About this exercise -
Could you write out the records below exactly, without omitting a line?

[[ Supplied entries open ]]

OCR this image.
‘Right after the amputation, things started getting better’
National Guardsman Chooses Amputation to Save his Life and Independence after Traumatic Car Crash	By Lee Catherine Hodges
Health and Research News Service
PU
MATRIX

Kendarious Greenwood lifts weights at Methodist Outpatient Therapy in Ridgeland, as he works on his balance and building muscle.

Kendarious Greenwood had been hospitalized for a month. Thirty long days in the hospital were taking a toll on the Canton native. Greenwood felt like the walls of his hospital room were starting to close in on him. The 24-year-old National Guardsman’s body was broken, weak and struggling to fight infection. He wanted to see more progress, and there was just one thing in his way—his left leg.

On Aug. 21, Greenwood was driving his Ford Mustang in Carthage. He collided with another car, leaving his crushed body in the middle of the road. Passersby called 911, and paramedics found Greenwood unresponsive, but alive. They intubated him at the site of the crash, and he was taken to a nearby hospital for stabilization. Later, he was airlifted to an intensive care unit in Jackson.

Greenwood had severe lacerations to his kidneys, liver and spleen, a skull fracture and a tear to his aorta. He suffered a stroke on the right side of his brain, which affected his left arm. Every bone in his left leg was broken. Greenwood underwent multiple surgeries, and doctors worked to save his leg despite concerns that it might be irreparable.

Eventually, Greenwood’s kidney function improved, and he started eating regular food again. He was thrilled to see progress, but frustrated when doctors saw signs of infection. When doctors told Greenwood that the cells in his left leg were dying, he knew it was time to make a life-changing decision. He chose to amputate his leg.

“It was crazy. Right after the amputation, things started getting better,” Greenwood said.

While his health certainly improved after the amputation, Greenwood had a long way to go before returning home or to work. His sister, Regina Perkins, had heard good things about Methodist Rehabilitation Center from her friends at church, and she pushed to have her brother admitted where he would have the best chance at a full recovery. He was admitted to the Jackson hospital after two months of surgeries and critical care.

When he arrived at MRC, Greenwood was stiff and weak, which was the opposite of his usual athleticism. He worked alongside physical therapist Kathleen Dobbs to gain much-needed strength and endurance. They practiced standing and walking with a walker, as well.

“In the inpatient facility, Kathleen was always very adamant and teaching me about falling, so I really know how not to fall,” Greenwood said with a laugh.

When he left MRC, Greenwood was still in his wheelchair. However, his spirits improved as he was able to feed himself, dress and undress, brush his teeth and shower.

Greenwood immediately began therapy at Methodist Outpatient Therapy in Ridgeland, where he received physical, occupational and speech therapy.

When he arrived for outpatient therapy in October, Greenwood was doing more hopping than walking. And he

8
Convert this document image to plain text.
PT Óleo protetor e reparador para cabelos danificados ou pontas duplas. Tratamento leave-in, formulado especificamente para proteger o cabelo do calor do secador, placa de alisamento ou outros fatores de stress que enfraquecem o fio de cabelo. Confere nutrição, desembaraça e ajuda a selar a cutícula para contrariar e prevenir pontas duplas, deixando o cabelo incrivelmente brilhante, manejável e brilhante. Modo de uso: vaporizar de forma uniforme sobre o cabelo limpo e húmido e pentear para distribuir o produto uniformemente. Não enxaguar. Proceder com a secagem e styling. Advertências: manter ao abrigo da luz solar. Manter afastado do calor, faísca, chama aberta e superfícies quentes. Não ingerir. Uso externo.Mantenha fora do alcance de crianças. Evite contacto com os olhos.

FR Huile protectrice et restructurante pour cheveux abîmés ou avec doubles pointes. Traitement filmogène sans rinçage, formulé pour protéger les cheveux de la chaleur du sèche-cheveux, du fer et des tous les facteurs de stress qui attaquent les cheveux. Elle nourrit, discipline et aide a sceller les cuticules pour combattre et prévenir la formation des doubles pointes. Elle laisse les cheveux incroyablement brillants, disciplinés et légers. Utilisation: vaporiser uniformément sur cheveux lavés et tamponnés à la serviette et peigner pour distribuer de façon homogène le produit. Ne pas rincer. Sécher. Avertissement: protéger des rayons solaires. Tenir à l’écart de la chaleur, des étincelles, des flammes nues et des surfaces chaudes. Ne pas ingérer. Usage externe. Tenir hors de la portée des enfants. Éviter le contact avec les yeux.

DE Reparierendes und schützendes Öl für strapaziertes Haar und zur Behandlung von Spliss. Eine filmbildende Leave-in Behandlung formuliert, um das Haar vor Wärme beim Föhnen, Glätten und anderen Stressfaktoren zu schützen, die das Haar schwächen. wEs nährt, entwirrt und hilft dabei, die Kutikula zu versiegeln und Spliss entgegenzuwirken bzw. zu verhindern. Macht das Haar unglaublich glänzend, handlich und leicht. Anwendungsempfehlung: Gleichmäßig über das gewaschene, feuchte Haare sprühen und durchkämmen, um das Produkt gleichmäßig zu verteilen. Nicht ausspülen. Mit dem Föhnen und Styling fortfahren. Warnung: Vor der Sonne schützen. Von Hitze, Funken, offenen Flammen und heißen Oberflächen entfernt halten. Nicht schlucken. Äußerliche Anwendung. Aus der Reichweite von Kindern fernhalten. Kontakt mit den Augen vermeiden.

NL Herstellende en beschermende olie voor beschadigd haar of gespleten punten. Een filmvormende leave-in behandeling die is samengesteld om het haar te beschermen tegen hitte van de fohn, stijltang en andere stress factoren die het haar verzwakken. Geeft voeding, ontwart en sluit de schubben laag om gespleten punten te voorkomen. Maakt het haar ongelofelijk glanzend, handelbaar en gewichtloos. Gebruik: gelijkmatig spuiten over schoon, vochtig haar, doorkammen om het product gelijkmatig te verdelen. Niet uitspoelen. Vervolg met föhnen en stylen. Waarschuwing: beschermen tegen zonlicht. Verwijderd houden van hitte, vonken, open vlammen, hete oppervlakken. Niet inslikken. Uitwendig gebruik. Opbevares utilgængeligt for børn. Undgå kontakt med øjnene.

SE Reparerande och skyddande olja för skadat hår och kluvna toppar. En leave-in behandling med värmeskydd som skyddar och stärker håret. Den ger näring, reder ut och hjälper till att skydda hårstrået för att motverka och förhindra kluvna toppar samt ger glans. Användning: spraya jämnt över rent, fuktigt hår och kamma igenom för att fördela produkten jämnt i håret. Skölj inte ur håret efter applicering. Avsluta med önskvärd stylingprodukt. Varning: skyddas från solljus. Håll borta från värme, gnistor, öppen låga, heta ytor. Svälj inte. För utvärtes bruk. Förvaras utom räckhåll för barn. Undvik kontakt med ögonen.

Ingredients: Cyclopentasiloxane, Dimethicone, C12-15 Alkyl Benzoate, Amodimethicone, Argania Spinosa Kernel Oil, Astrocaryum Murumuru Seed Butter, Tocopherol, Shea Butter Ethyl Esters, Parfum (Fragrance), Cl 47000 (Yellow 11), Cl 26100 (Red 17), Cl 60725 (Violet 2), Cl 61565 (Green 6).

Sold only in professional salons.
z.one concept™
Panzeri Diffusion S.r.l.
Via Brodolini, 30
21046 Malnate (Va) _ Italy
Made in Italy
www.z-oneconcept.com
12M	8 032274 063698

[[ Supplied entries closed ]]

Solution below -
OCR this image.
‘Right after the amputation, things started getting better’
National Guardsman Chooses Amputation to Save his Life and Independence after Traumatic Car Crash	By Lee Catherine Hodges
Health and Research News Service
PU
MATRIX

Kendarious Greenwood lifts weights at Methodist Outpatient Therapy in Ridgeland, as he works on his balance and building muscle.

Kendarious Greenwood had been hospitalized for a month. Thirty long days in the hospital were taking a toll on the Canton native. Greenwood felt like the walls of his hospital room were starting to close in on him. The 24-year-old National Guardsman’s body was broken, weak and struggling to fight infection. He wanted to see more progress, and there was just one thing in his way—his left leg.

On Aug. 21, Greenwood was driving his Ford Mustang in Carthage. He collided with another car, leaving his crushed body in the middle of the road. Passersby called 911, and paramedics found Greenwood unresponsive, but alive. They intubated him at the site of the crash, and he was taken to a nearby hospital for stabilization. Later, he was airlifted to an intensive care unit in Jackson.

Greenwood had severe lacerations to his kidneys, liver and spleen, a skull fracture and a tear to his aorta. He suffered a stroke on the right side of his brain, which affected his left arm. Every bone in his left leg was broken. Greenwood underwent multiple surgeries, and doctors worked to save his leg despite concerns that it might be irreparable.

Eventually, Greenwood’s kidney function improved, and he started eating regular food again. He was thrilled to see progress, but frustrated when doctors saw signs of infection. When doctors told Greenwood that the cells in his left leg were dying, he knew it was time to make a life-changing decision. He chose to amputate his leg.

“It was crazy. Right after the amputation, things started getting better,” Greenwood said.

While his health certainly improved after the amputation, Greenwood had a long way to go before returning home or to work. His sister, Regina Perkins, had heard good things about Methodist Rehabilitation Center from her friends at church, and she pushed to have her brother admitted where he would have the best chance at a full recovery. He was admitted to the Jackson hospital after two months of surgeries and critical care.

When he arrived at MRC, Greenwood was stiff and weak, which was the opposite of his usual athleticism. He worked alongside physical therapist Kathleen Dobbs to gain much-needed strength and endurance. They practiced standing and walking with a walker, as well.

“In the inpatient facility, Kathleen was always very adamant and teaching me about falling, so I really know how not to fall,” Greenwood said with a laugh.

When he left MRC, Greenwood was still in his wheelchair. However, his spirits improved as he was able to feed himself, dress and undress, brush his teeth and shower.

Greenwood immediately began therapy at Methodist Outpatient Therapy in Ridgeland, where he received physical, occupational and speech therapy.

When he arrived for outpatient therapy in October, Greenwood was doing more hopping than walking. And he

8
Convert this document image to plain text.
PT Óleo protetor e reparador para cabelos danificados ou pontas duplas. Tratamento leave-in, formulado especificamente para proteger o cabelo do calor do secador, placa de alisamento ou outros fatores de stress que enfraquecem o fio de cabelo. Confere nutrição, desembaraça e ajuda a selar a cutícula para contrariar e prevenir pontas duplas, deixando o cabelo incrivelmente brilhante, manejável e brilhante. Modo de uso: vaporizar de forma uniforme sobre o cabelo limpo e húmido e pentear para distribuir o produto uniformemente. Não enxaguar. Proceder com a secagem e styling. Advertências: manter ao abrigo da luz solar. Manter afastado do calor, faísca, chama aberta e superfícies quentes. Não ingerir. Uso externo.Mantenha fora do alcance de crianças. Evite contacto com os olhos.

FR Huile protectrice et restructurante pour cheveux abîmés ou avec doubles pointes. Traitement filmogène sans rinçage, formulé pour protéger les cheveux de la chaleur du sèche-cheveux, du fer et des tous les facteurs de stress qui attaquent les cheveux. Elle nourrit, discipline et aide a sceller les cuticules pour combattre et prévenir la formation des doubles pointes. Elle laisse les cheveux incroyablement brillants, disciplinés et légers. Utilisation: vaporiser uniformément sur cheveux lavés et tamponnés à la serviette et peigner pour distribuer de façon homogène le produit. Ne pas rincer. Sécher. Avertissement: protéger des rayons solaires. Tenir à l’écart de la chaleur, des étincelles, des flammes nues et des surfaces chaudes. Ne pas ingérer. Usage externe. Tenir hors de la portée des enfants. Éviter le contact avec les yeux.

DE Reparierendes und schützendes Öl für strapaziertes Haar und zur Behandlung von Spliss. Eine filmbildende Leave-in Behandlung formuliert, um das Haar vor Wärme beim Föhnen, Glätten und anderen Stressfaktoren zu schützen, die das Haar schwächen. wEs nährt, entwirrt und hilft dabei, die Kutikula zu versiegeln und Spliss entgegenzuwirken bzw. zu verhindern. Macht das Haar unglaublich glänzend, handlich und leicht. Anwendungsempfehlung: Gleichmäßig über das gewaschene, feuchte Haare sprühen und durchkämmen, um das Produkt gleichmäßig zu verteilen. Nicht ausspülen. Mit dem Föhnen und Styling fortfahren. Warnung: Vor der Sonne schützen. Von Hitze, Funken, offenen Flammen und heißen Oberflächen entfernt halten. Nicht schlucken. Äußerliche Anwendung. Aus der Reichweite von Kindern fernhalten. Kontakt mit den Augen vermeiden.

NL Herstellende en beschermende olie voor beschadigd haar of gespleten punten. Een filmvormende leave-in behandeling die is samengesteld om het haar te beschermen tegen hitte van de fohn, stijltang en andere stress factoren die het haar verzwakken. Geeft voeding, ontwart en sluit de schubben laag om gespleten punten te voorkomen. Maakt het haar ongelofelijk glanzend, handelbaar en gewichtloos. Gebruik: gelijkmatig spuiten over schoon, vochtig haar, doorkammen om het product gelijkmatig te verdelen. Niet uitspoelen. Vervolg met föhnen en stylen. Waarschuwing: beschermen tegen zonlicht. Verwijderd houden van hitte, vonken, open vlammen, hete oppervlakken. Niet inslikken. Uitwendig gebruik. Opbevares utilgængeligt for børn. Undgå kontakt med øjnene.

SE Reparerande och skyddande olja för skadat hår och kluvna toppar. En leave-in behandling med värmeskydd som skyddar och stärker håret. Den ger näring, reder ut och hjälper till att skydda hårstrået för att motverka och förhindra kluvna toppar samt ger glans. Användning: spraya jämnt över rent, fuktigt hår och kamma igenom för att fördela produkten jämnt i håret. Skölj inte ur håret efter applicering. Avsluta med önskvärd stylingprodukt. Varning: skyddas från solljus. Håll borta från värme, gnistor, öppen låga, heta ytor. Svälj inte. För utvärtes bruk. Förvaras utom räckhåll för barn. Undvik kontakt med ögonen.

Ingredients: Cyclopentasiloxane, Dimethicone, C12-15 Alkyl Benzoate, Amodimethicone, Argania Spinosa Kernel Oil, Astrocaryum Murumuru Seed Butter, Tocopherol, Shea Butter Ethyl Esters, Parfum (Fragrance), Cl 47000 (Yellow 11), Cl 26100 (Red 17), Cl 60725 (Violet 2), Cl 61565 (Green 6).

Sold only in professional salons.
z.one concept™
Panzeri Diffusion S.r.l.
Via Brodolini, 30
21046 Malnate (Va) _ Italy
Made in Italy
www.z-oneconcept.com
12M	8 032274 063698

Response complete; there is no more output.